Source records
==================================================
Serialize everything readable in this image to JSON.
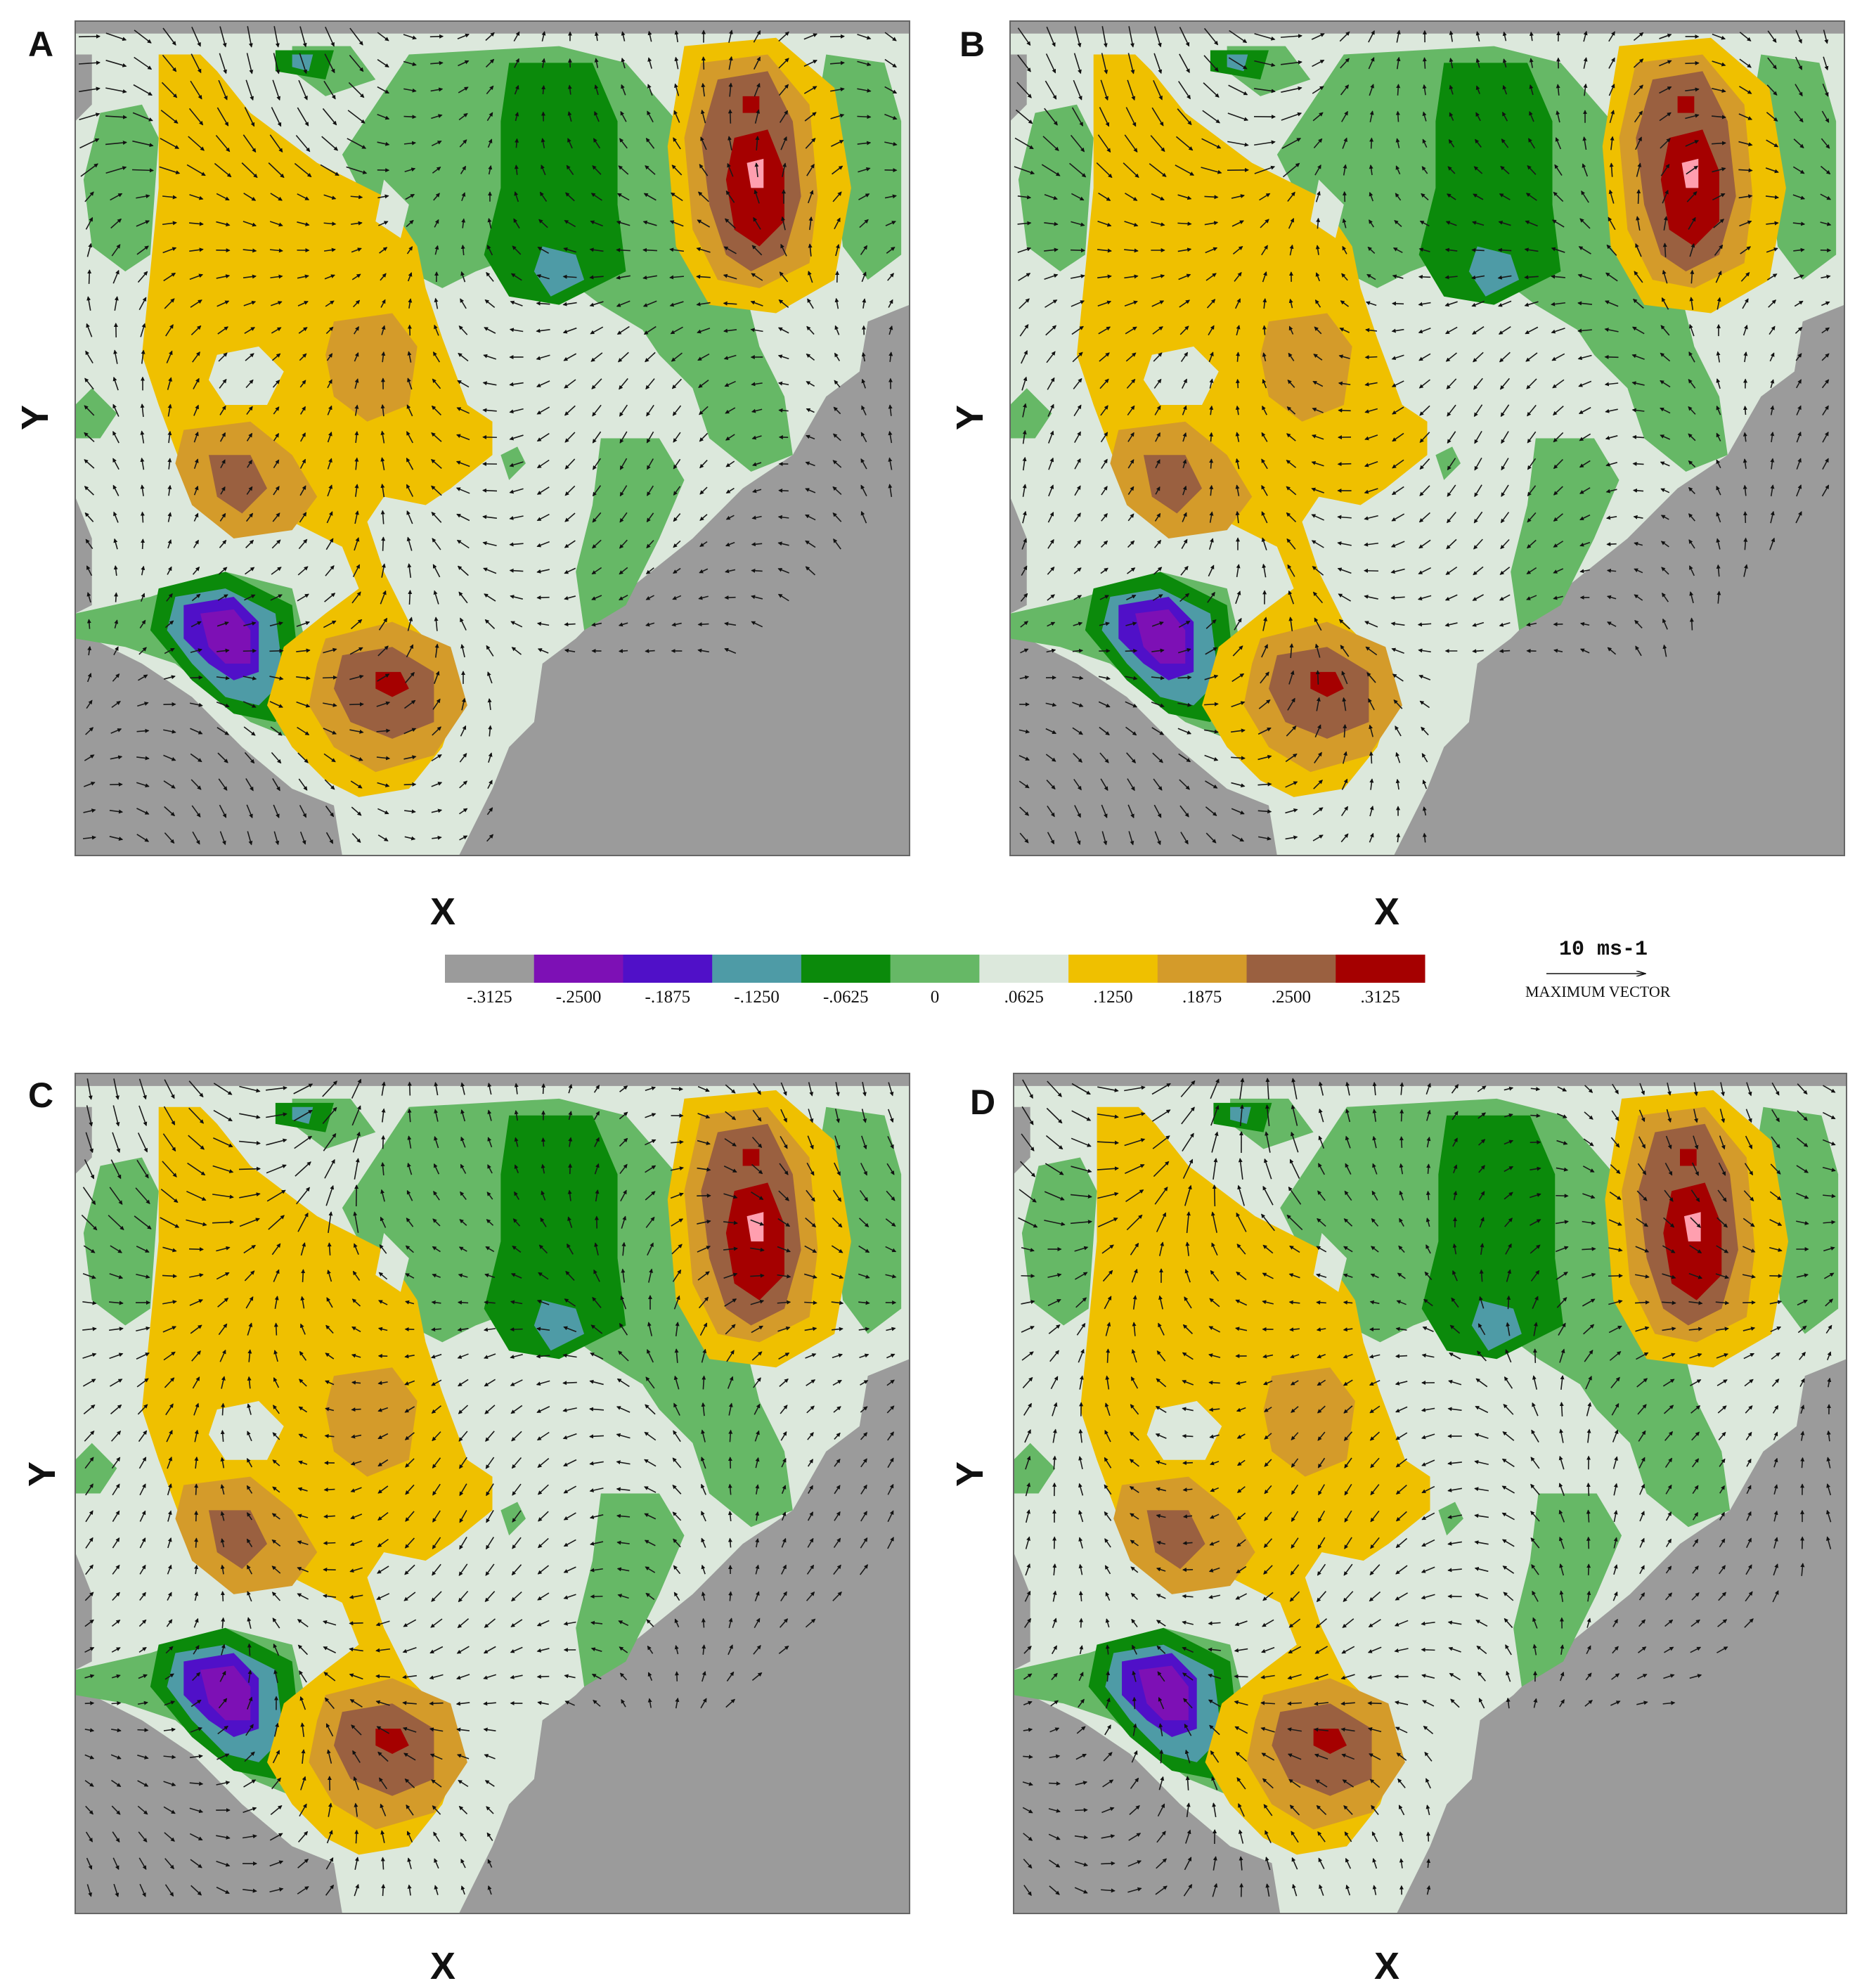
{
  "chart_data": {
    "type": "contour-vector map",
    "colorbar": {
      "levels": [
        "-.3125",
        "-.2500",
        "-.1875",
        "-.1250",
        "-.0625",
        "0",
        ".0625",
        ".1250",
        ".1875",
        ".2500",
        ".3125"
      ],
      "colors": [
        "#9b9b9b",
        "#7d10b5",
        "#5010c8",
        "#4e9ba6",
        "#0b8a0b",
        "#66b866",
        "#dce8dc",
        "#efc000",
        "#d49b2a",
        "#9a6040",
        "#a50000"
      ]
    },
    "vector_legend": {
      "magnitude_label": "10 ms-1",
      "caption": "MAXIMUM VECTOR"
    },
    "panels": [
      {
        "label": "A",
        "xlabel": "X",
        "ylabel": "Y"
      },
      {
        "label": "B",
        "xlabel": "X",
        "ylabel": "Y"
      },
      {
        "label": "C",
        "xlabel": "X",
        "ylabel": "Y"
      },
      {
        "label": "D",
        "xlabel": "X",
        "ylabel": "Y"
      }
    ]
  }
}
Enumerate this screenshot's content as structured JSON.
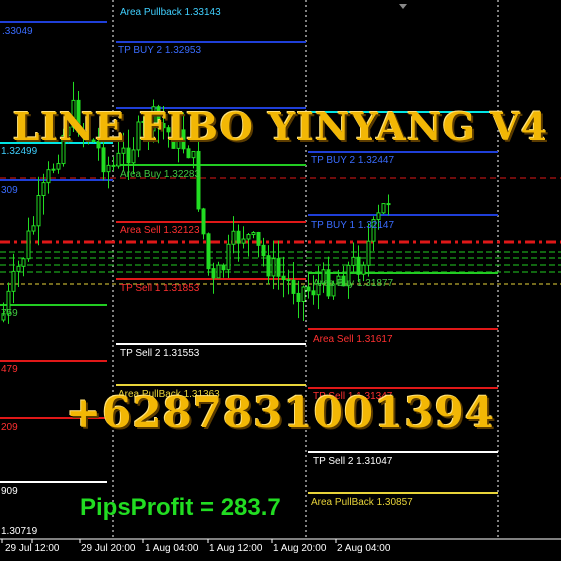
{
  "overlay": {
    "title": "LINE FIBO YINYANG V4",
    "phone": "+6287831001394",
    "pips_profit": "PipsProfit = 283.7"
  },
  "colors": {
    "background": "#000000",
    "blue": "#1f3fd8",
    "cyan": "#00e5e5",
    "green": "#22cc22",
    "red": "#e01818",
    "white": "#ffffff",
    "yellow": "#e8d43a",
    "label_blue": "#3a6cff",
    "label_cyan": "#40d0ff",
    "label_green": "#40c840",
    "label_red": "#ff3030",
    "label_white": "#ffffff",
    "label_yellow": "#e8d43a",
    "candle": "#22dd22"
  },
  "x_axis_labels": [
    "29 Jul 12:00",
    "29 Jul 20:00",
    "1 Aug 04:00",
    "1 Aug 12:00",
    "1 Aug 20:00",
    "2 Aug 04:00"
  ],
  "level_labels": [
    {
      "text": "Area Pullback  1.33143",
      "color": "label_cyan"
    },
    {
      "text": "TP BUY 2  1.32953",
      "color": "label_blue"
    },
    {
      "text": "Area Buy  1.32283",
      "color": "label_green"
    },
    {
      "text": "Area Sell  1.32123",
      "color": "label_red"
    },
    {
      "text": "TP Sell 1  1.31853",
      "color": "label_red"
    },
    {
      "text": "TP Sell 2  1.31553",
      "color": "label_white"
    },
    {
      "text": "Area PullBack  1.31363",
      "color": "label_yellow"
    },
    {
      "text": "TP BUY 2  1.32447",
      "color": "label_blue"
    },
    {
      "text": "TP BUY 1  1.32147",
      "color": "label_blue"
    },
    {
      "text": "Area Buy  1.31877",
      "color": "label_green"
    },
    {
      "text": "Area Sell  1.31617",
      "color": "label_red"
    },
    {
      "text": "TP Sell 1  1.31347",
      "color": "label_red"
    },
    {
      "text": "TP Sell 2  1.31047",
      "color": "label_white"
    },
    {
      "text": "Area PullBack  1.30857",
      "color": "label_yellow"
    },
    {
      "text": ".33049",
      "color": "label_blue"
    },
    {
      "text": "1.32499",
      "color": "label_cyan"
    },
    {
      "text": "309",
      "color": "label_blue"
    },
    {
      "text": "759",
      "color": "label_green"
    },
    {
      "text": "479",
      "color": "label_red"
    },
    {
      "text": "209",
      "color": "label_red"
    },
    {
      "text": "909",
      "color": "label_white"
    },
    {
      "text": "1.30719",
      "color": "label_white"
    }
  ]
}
==================================================
§ DIRECTION
Scan the records above for the string "Area", then select every line that holds it.

§ TASK ANSWER
      "text": "Area Pullback  1.33143",
      "text": "Area Buy  1.32283",
      "text": "Area Sell  1.32123",
      "text": "Area PullBack  1.31363",
      "text": "Area Buy  1.31877",
      "text": "Area Sell  1.31617",
      "text": "Area PullBack  1.30857",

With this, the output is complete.